JOB: State how many lines in the entries below contain "JSON". Write nothing but the number.

RECORDS SUPPLIED:
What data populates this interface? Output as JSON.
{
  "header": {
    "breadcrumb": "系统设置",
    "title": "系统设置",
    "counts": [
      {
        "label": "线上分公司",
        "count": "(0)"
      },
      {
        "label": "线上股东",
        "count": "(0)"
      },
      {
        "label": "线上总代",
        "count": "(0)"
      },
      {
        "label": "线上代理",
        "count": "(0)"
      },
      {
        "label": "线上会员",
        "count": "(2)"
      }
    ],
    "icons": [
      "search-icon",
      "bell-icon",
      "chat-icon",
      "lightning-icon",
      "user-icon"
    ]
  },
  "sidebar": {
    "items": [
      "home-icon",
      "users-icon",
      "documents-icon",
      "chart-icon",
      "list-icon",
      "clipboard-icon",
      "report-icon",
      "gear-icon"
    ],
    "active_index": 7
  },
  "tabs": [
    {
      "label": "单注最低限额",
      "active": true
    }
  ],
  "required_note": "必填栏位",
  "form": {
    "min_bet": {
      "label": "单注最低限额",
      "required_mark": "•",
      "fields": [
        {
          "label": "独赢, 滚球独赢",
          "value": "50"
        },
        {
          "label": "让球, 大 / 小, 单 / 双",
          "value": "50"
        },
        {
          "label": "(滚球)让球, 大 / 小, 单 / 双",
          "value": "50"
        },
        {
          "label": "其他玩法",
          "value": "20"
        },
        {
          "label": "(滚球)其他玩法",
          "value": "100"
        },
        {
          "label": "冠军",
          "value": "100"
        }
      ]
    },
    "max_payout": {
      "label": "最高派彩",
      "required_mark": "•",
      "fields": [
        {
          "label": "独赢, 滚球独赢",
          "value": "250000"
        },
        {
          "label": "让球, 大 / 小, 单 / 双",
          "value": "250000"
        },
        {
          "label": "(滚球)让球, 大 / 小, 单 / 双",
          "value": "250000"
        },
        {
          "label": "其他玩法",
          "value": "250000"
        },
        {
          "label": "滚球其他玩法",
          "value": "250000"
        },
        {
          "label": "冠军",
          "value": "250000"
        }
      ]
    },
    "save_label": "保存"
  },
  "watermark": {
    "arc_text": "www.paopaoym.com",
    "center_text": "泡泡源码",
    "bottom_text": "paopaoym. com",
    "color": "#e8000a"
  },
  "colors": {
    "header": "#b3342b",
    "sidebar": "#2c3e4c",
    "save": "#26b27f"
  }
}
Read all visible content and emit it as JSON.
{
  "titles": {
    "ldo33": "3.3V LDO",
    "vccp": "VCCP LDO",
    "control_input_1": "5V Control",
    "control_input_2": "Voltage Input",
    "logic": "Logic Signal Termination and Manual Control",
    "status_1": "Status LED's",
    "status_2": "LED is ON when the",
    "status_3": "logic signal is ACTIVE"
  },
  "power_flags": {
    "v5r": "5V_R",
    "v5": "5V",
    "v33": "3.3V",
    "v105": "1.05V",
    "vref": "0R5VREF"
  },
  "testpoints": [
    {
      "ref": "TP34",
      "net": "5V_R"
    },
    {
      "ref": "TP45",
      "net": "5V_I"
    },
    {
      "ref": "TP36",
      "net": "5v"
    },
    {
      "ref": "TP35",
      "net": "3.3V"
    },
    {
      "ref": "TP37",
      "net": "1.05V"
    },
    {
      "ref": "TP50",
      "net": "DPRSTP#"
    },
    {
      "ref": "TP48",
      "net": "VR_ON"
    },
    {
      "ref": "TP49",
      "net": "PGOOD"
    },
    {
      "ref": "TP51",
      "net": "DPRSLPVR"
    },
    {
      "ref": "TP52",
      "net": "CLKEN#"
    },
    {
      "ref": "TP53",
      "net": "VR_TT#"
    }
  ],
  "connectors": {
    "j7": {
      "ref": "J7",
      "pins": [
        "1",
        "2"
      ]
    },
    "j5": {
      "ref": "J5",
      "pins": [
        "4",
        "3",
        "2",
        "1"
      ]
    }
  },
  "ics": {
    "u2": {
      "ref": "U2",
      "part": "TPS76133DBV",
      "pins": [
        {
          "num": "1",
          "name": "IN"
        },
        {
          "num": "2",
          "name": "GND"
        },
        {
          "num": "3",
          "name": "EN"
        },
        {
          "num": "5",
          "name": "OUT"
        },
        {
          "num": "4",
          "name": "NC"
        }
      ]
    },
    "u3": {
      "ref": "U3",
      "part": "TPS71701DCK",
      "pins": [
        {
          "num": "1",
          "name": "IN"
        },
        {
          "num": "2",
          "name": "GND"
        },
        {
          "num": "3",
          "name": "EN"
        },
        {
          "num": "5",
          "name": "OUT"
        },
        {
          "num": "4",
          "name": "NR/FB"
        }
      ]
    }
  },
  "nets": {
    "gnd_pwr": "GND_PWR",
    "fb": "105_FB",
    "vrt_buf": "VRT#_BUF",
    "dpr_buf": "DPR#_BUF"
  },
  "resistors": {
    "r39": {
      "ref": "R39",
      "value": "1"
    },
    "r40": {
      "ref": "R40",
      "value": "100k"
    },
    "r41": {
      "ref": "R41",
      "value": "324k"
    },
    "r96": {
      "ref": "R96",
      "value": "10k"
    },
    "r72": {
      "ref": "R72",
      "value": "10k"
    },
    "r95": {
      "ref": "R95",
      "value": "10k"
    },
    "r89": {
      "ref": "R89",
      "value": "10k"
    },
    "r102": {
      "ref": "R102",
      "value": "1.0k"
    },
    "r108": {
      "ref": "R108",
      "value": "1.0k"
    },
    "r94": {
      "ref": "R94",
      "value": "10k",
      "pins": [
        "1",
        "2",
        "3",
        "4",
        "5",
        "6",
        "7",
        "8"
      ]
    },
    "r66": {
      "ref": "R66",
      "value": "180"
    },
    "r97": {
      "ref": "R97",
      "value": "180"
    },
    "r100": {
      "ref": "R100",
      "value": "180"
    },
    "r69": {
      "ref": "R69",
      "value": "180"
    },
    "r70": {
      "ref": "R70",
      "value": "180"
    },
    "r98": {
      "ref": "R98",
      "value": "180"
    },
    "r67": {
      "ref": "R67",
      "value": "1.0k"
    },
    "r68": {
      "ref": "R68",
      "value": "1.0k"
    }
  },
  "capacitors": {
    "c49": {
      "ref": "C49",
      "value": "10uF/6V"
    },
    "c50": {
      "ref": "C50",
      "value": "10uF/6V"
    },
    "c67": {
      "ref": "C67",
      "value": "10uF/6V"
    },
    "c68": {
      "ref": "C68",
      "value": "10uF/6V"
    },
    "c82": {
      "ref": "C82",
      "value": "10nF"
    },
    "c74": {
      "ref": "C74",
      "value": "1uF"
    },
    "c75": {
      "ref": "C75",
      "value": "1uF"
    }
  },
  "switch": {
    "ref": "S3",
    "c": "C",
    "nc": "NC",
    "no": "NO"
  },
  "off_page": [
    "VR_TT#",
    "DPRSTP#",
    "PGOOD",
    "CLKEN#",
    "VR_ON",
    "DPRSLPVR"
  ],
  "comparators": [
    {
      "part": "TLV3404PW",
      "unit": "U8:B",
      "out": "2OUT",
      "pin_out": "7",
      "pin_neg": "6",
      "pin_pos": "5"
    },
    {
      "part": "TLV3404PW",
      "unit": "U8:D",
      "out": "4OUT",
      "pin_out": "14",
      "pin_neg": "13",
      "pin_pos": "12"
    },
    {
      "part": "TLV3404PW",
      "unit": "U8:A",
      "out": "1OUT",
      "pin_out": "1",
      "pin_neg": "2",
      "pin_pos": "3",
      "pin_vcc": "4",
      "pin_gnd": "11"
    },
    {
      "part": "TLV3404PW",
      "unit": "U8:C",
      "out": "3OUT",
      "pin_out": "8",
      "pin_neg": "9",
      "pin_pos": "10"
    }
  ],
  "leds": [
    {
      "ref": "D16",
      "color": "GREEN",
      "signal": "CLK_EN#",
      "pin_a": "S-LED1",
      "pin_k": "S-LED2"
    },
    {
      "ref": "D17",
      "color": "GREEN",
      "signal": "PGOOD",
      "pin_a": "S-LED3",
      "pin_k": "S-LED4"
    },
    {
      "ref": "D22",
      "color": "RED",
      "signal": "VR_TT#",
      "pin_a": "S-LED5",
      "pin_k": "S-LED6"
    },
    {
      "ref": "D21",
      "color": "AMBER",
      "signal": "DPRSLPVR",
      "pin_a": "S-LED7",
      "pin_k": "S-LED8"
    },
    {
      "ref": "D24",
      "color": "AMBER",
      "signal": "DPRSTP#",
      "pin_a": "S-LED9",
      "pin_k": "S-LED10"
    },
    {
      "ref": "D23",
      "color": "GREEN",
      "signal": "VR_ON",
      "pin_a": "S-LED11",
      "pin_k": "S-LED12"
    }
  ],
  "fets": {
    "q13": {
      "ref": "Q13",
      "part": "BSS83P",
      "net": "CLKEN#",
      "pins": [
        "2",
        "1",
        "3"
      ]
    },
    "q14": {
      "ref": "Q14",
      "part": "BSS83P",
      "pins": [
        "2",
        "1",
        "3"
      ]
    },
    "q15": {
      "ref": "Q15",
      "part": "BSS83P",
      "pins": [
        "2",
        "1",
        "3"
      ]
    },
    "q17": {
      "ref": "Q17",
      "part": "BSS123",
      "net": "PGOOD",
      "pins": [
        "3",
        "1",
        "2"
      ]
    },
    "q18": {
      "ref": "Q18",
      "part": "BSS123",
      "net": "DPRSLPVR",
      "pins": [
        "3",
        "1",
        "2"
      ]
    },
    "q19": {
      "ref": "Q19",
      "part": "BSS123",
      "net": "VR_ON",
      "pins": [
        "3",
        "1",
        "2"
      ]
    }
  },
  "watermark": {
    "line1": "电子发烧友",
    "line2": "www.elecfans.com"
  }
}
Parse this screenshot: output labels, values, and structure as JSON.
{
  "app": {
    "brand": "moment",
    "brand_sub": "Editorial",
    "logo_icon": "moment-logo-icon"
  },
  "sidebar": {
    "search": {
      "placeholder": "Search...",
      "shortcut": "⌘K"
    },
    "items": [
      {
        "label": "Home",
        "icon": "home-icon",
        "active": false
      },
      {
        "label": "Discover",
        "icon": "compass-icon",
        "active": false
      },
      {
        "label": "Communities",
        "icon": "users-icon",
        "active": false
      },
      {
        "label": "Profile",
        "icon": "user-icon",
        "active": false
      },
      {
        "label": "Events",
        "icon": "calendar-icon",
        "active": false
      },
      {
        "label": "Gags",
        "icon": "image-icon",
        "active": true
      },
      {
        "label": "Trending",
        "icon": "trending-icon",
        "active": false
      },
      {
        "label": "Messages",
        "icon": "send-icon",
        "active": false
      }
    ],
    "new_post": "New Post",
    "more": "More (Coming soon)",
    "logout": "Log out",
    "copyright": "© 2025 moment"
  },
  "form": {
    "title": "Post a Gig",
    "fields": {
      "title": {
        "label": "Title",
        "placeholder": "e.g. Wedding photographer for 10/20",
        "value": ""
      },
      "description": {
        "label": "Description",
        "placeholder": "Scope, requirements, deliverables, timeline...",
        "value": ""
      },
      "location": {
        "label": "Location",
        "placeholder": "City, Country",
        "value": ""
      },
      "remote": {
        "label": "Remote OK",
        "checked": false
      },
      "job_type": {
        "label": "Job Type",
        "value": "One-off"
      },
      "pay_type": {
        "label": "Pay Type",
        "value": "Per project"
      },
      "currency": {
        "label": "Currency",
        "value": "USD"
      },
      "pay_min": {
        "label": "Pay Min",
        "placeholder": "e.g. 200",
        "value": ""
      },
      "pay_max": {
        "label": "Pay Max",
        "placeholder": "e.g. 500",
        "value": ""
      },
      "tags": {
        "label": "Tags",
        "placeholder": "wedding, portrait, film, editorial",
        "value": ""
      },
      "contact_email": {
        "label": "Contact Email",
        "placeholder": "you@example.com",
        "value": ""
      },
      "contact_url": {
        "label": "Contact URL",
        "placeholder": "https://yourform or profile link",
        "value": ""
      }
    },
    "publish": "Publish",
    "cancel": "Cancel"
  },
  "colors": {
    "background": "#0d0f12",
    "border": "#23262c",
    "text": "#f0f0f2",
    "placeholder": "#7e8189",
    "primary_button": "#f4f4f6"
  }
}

WRITTEN RESPONSE: 3